▶ The records:
>> begin

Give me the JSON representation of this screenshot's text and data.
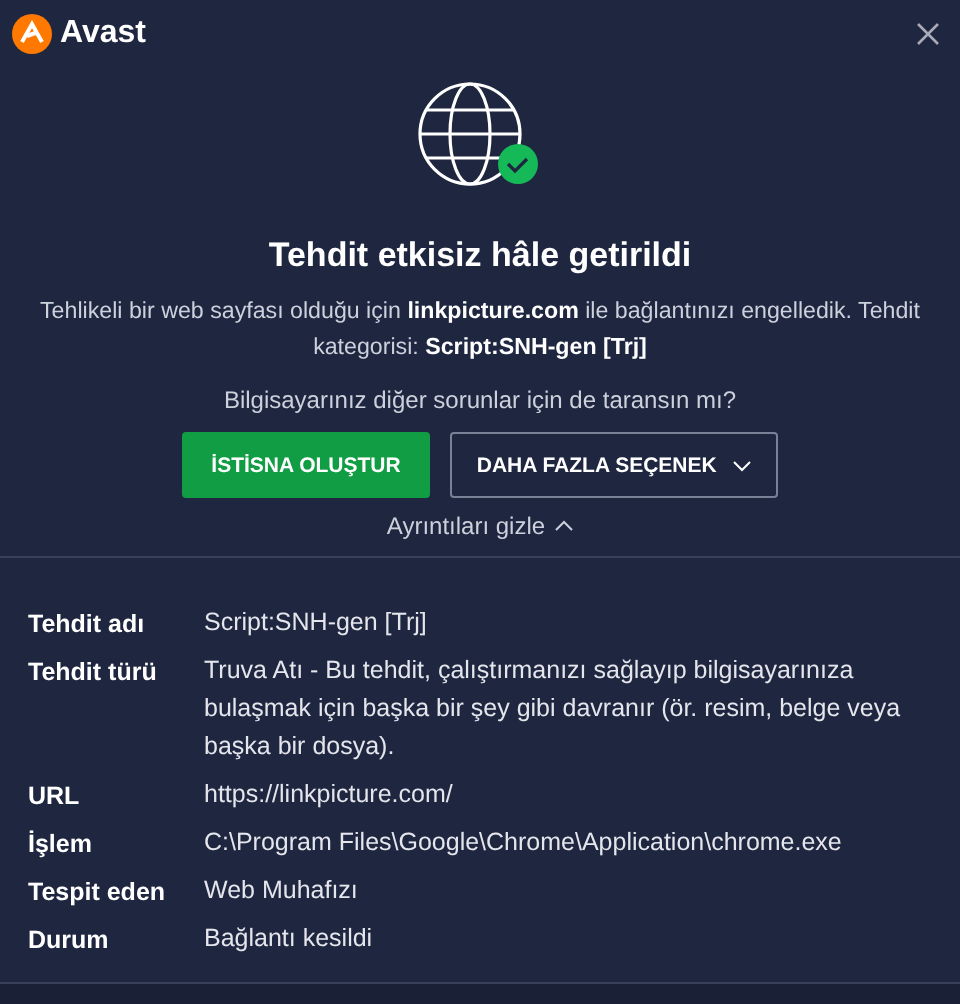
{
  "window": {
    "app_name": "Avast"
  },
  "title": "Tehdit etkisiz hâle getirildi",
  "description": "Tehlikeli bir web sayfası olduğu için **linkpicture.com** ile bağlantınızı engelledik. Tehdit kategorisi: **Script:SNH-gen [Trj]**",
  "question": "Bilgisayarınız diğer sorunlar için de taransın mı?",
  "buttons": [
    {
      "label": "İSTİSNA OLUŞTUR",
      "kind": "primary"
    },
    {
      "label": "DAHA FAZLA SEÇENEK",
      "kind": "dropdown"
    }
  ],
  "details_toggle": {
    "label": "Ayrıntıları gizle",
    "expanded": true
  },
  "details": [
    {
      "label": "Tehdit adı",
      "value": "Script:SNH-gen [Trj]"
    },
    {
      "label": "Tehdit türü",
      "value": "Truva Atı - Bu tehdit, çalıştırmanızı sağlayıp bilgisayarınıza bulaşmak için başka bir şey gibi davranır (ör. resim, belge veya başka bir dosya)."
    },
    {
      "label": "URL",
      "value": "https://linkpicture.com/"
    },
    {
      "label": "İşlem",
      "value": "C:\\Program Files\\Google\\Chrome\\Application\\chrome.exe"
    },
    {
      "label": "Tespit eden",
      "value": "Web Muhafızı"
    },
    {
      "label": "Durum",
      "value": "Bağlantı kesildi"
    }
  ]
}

>> end

▶ Task brief: Copy every line that contains the string "label".

▶ Exercise response:
      "label": "İSTİSNA OLUŞTUR",
      "label": "DAHA FAZLA SEÇENEK",
    "label": "Ayrıntıları gizle",
      "label": "Tehdit adı",
      "label": "Tehdit türü",
      "label": "URL",
      "label": "İşlem",
      "label": "Tespit eden",
      "label": "Durum",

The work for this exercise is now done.